→ JOB: The entire listing is to be repeated verbatim.

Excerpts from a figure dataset
>>>

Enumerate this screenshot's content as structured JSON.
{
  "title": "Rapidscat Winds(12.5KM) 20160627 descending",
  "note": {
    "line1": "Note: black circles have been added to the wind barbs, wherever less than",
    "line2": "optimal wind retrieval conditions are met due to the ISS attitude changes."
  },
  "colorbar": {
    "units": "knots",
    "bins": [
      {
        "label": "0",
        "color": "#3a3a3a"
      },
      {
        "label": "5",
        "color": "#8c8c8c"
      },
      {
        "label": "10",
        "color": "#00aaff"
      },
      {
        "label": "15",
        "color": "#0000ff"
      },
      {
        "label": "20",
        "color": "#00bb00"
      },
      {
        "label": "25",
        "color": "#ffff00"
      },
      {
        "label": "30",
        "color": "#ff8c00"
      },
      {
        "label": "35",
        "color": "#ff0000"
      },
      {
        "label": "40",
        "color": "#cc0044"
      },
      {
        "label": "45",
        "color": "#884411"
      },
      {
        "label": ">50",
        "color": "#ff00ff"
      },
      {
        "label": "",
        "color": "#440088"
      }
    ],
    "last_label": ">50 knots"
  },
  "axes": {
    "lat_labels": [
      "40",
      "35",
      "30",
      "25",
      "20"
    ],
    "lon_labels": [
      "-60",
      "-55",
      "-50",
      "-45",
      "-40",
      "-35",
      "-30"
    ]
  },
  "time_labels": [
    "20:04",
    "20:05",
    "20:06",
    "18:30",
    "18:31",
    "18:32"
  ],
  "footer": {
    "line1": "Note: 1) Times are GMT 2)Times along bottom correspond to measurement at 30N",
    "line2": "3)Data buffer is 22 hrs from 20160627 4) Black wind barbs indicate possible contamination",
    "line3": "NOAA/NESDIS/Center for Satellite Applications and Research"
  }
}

<<<

→ THE ANSWER:
Enumerate this screenshot's content as structured JSON.
{
  "title": "Rapidscat Winds(12.5KM) 20160627 descending",
  "note": {
    "line1": "Note: black circles have been added to the wind barbs, wherever less than",
    "line2": "optimal wind retrieval conditions are met due to the ISS attitude changes."
  },
  "colorbar": {
    "units": "knots",
    "bins": [
      {
        "label": "0",
        "color": "#3a3a3a"
      },
      {
        "label": "5",
        "color": "#8c8c8c"
      },
      {
        "label": "10",
        "color": "#00aaff"
      },
      {
        "label": "15",
        "color": "#0000ff"
      },
      {
        "label": "20",
        "color": "#00bb00"
      },
      {
        "label": "25",
        "color": "#ffff00"
      },
      {
        "label": "30",
        "color": "#ff8c00"
      },
      {
        "label": "35",
        "color": "#ff0000"
      },
      {
        "label": "40",
        "color": "#cc0044"
      },
      {
        "label": "45",
        "color": "#884411"
      },
      {
        "label": ">50",
        "color": "#ff00ff"
      },
      {
        "label": "",
        "color": "#440088"
      }
    ],
    "last_label": ">50 knots"
  },
  "axes": {
    "lat_labels": [
      "40",
      "35",
      "30",
      "25",
      "20"
    ],
    "lon_labels": [
      "-60",
      "-55",
      "-50",
      "-45",
      "-40",
      "-35",
      "-30"
    ]
  },
  "time_labels": [
    "20:04",
    "20:05",
    "20:06",
    "18:30",
    "18:31",
    "18:32"
  ],
  "footer": {
    "line1": "Note: 1) Times are GMT 2)Times along bottom correspond to measurement at 30N",
    "line2": "3)Data buffer is 22 hrs from 20160627 4) Black wind barbs indicate possible contamination",
    "line3": "NOAA/NESDIS/Center for Satellite Applications and Research"
  }
}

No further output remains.